* [GOAL OF THE EXERCISE]: Output all of the entries below precisely as written.

[Saved data entries]
-- Begin --
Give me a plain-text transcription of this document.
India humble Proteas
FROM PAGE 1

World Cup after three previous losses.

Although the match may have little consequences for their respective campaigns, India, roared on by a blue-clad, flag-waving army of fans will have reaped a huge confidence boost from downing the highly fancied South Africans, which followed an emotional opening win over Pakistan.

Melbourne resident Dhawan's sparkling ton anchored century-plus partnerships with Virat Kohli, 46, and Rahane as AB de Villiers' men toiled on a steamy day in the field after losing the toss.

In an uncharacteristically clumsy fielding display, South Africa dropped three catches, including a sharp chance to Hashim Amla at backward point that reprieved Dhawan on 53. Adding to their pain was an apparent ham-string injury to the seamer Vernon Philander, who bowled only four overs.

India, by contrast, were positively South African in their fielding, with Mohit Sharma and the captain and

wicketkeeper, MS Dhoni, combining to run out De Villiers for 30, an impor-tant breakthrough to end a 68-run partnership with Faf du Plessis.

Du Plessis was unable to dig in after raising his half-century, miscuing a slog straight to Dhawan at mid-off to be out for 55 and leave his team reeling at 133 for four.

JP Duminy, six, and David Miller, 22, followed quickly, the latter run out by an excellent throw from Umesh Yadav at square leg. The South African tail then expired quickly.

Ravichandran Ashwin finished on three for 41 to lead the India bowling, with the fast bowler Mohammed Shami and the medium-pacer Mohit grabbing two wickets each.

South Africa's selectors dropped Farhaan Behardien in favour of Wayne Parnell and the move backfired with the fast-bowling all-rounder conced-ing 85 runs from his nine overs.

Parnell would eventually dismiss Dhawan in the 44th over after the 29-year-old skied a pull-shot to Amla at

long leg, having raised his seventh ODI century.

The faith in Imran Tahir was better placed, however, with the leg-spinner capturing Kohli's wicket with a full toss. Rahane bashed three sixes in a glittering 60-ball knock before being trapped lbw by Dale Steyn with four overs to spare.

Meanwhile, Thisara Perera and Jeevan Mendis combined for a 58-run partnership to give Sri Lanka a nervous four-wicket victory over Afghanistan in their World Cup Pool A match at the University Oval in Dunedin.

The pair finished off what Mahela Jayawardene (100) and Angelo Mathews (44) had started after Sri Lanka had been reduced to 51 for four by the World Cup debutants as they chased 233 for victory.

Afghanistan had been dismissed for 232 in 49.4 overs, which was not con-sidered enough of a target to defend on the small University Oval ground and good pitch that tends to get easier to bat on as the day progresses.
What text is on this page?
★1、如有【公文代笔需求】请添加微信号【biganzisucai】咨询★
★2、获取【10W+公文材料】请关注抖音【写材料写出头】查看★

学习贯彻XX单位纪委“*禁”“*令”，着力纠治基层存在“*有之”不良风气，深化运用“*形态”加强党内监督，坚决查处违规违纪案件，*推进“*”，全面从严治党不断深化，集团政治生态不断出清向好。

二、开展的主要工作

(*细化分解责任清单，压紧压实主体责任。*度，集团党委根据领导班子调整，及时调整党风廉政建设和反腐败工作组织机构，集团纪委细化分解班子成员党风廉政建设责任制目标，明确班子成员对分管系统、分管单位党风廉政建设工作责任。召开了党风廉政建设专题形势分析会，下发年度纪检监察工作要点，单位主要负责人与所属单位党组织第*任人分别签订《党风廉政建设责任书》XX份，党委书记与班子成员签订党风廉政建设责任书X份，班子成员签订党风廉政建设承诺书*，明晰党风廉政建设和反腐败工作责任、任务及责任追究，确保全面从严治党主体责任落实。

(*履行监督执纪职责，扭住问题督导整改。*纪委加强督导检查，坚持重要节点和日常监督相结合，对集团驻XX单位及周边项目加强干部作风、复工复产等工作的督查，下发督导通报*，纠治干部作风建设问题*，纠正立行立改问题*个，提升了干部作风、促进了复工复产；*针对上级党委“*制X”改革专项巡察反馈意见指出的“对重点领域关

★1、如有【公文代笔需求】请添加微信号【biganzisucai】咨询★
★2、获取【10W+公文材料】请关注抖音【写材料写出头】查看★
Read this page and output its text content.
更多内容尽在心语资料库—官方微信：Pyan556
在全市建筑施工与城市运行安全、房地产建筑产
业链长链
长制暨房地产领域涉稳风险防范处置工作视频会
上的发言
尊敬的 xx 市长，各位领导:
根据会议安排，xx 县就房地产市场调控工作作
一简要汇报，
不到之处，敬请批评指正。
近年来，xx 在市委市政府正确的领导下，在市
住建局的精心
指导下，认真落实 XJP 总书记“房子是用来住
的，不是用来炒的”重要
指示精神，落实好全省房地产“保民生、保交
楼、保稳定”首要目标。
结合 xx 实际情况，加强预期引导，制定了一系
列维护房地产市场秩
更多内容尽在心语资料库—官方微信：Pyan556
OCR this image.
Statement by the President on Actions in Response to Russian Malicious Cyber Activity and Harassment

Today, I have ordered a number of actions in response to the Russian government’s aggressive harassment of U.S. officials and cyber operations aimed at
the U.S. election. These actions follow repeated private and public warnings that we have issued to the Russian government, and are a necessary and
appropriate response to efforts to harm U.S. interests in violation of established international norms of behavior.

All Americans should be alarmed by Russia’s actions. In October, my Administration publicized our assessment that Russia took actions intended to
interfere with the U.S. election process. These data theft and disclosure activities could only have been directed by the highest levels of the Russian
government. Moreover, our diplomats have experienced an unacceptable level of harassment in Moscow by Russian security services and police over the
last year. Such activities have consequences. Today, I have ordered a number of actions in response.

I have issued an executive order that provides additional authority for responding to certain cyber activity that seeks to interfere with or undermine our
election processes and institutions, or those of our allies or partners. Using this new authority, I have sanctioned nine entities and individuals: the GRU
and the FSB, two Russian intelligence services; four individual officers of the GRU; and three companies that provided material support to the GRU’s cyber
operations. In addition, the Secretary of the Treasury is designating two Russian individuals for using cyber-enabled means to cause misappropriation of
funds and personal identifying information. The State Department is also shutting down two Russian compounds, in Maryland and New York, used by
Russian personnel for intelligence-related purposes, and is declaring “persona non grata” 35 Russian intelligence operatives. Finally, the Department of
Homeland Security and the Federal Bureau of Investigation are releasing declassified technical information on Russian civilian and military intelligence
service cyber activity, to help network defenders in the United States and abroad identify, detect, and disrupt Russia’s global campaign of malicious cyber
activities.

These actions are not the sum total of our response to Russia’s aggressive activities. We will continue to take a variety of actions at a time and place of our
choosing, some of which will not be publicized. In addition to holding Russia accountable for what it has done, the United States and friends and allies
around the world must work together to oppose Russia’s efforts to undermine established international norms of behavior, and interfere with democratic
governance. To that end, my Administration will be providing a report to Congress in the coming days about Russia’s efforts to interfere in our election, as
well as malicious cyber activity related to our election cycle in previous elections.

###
-- End --
* [FINISHED EXERCISE]:
Give me a plain-text transcription of this document.
India humble Proteas
FROM PAGE 1

World Cup after three previous losses.

Although the match may have little consequences for their respective campaigns, India, roared on by a blue-clad, flag-waving army of fans will have reaped a huge confidence boost from downing the highly fancied South Africans, which followed an emotional opening win over Pakistan.

Melbourne resident Dhawan's sparkling ton anchored century-plus partnerships with Virat Kohli, 46, and Rahane as AB de Villiers' men toiled on a steamy day in the field after losing the toss.

In an uncharacteristically clumsy fielding display, South Africa dropped three catches, including a sharp chance to Hashim Amla at backward point that reprieved Dhawan on 53. Adding to their pain was an apparent ham-string injury to the seamer Vernon Philander, who bowled only four overs.

India, by contrast, were positively South African in their fielding, with Mohit Sharma and the captain and

wicketkeeper, MS Dhoni, combining to run out De Villiers for 30, an impor-tant breakthrough to end a 68-run partnership with Faf du Plessis.

Du Plessis was unable to dig in after raising his half-century, miscuing a slog straight to Dhawan at mid-off to be out for 55 and leave his team reeling at 133 for four.

JP Duminy, six, and David Miller, 22, followed quickly, the latter run out by an excellent throw from Umesh Yadav at square leg. The South African tail then expired quickly.

Ravichandran Ashwin finished on three for 41 to lead the India bowling, with the fast bowler Mohammed Shami and the medium-pacer Mohit grabbing two wickets each.

South Africa's selectors dropped Farhaan Behardien in favour of Wayne Parnell and the move backfired with the fast-bowling all-rounder conced-ing 85 runs from his nine overs.

Parnell would eventually dismiss Dhawan in the 44th over after the 29-year-old skied a pull-shot to Amla at

long leg, having raised his seventh ODI century.

The faith in Imran Tahir was better placed, however, with the leg-spinner capturing Kohli's wicket with a full toss. Rahane bashed three sixes in a glittering 60-ball knock before being trapped lbw by Dale Steyn with four overs to spare.

Meanwhile, Thisara Perera and Jeevan Mendis combined for a 58-run partnership to give Sri Lanka a nervous four-wicket victory over Afghanistan in their World Cup Pool A match at the University Oval in Dunedin.

The pair finished off what Mahela Jayawardene (100) and Angelo Mathews (44) had started after Sri Lanka had been reduced to 51 for four by the World Cup debutants as they chased 233 for victory.

Afghanistan had been dismissed for 232 in 49.4 overs, which was not con-sidered enough of a target to defend on the small University Oval ground and good pitch that tends to get easier to bat on as the day progresses.
What text is on this page?
★1、如有【公文代笔需求】请添加微信号【biganzisucai】咨询★
★2、获取【10W+公文材料】请关注抖音【写材料写出头】查看★

学习贯彻XX单位纪委“*禁”“*令”，着力纠治基层存在“*有之”不良风气，深化运用“*形态”加强党内监督，坚决查处违规违纪案件，*推进“*”，全面从严治党不断深化，集团政治生态不断出清向好。

二、开展的主要工作

(*细化分解责任清单，压紧压实主体责任。*度，集团党委根据领导班子调整，及时调整党风廉政建设和反腐败工作组织机构，集团纪委细化分解班子成员党风廉政建设责任制目标，明确班子成员对分管系统、分管单位党风廉政建设工作责任。召开了党风廉政建设专题形势分析会，下发年度纪检监察工作要点，单位主要负责人与所属单位党组织第*任人分别签订《党风廉政建设责任书》XX份，党委书记与班子成员签订党风廉政建设责任书X份，班子成员签订党风廉政建设承诺书*，明晰党风廉政建设和反腐败工作责任、任务及责任追究，确保全面从严治党主体责任落实。

(*履行监督执纪职责，扭住问题督导整改。*纪委加强督导检查，坚持重要节点和日常监督相结合，对集团驻XX单位及周边项目加强干部作风、复工复产等工作的督查，下发督导通报*，纠治干部作风建设问题*，纠正立行立改问题*个，提升了干部作风、促进了复工复产；*针对上级党委“*制X”改革专项巡察反馈意见指出的“对重点领域关

★1、如有【公文代笔需求】请添加微信号【biganzisucai】咨询★
★2、获取【10W+公文材料】请关注抖音【写材料写出头】查看★
Read this page and output its text content.
更多内容尽在心语资料库—官方微信：Pyan556
在全市建筑施工与城市运行安全、房地产建筑产
业链长链
长制暨房地产领域涉稳风险防范处置工作视频会
上的发言
尊敬的 xx 市长，各位领导:
根据会议安排，xx 县就房地产市场调控工作作
一简要汇报，
不到之处，敬请批评指正。
近年来，xx 在市委市政府正确的领导下，在市
住建局的精心
指导下，认真落实 XJP 总书记“房子是用来住
的，不是用来炒的”重要
指示精神，落实好全省房地产“保民生、保交
楼、保稳定”首要目标。
结合 xx 实际情况，加强预期引导，制定了一系
列维护房地产市场秩
更多内容尽在心语资料库—官方微信：Pyan556
OCR this image.
Statement by the President on Actions in Response to Russian Malicious Cyber Activity and Harassment

Today, I have ordered a number of actions in response to the Russian government’s aggressive harassment of U.S. officials and cyber operations aimed at
the U.S. election. These actions follow repeated private and public warnings that we have issued to the Russian government, and are a necessary and
appropriate response to efforts to harm U.S. interests in violation of established international norms of behavior.

All Americans should be alarmed by Russia’s actions. In October, my Administration publicized our assessment that Russia took actions intended to
interfere with the U.S. election process. These data theft and disclosure activities could only have been directed by the highest levels of the Russian
government. Moreover, our diplomats have experienced an unacceptable level of harassment in Moscow by Russian security services and police over the
last year. Such activities have consequences. Today, I have ordered a number of actions in response.

I have issued an executive order that provides additional authority for responding to certain cyber activity that seeks to interfere with or undermine our
election processes and institutions, or those of our allies or partners. Using this new authority, I have sanctioned nine entities and individuals: the GRU
and the FSB, two Russian intelligence services; four individual officers of the GRU; and three companies that provided material support to the GRU’s cyber
operations. In addition, the Secretary of the Treasury is designating two Russian individuals for using cyber-enabled means to cause misappropriation of
funds and personal identifying information. The State Department is also shutting down two Russian compounds, in Maryland and New York, used by
Russian personnel for intelligence-related purposes, and is declaring “persona non grata” 35 Russian intelligence operatives. Finally, the Department of
Homeland Security and the Federal Bureau of Investigation are releasing declassified technical information on Russian civilian and military intelligence
service cyber activity, to help network defenders in the United States and abroad identify, detect, and disrupt Russia’s global campaign of malicious cyber
activities.

These actions are not the sum total of our response to Russia’s aggressive activities. We will continue to take a variety of actions at a time and place of our
choosing, some of which will not be publicized. In addition to holding Russia accountable for what it has done, the United States and friends and allies
around the world must work together to oppose Russia’s efforts to undermine established international norms of behavior, and interfere with democratic
governance. To that end, my Administration will be providing a report to Congress in the coming days about Russia’s efforts to interfere in our election, as
well as malicious cyber activity related to our election cycle in previous elections.

###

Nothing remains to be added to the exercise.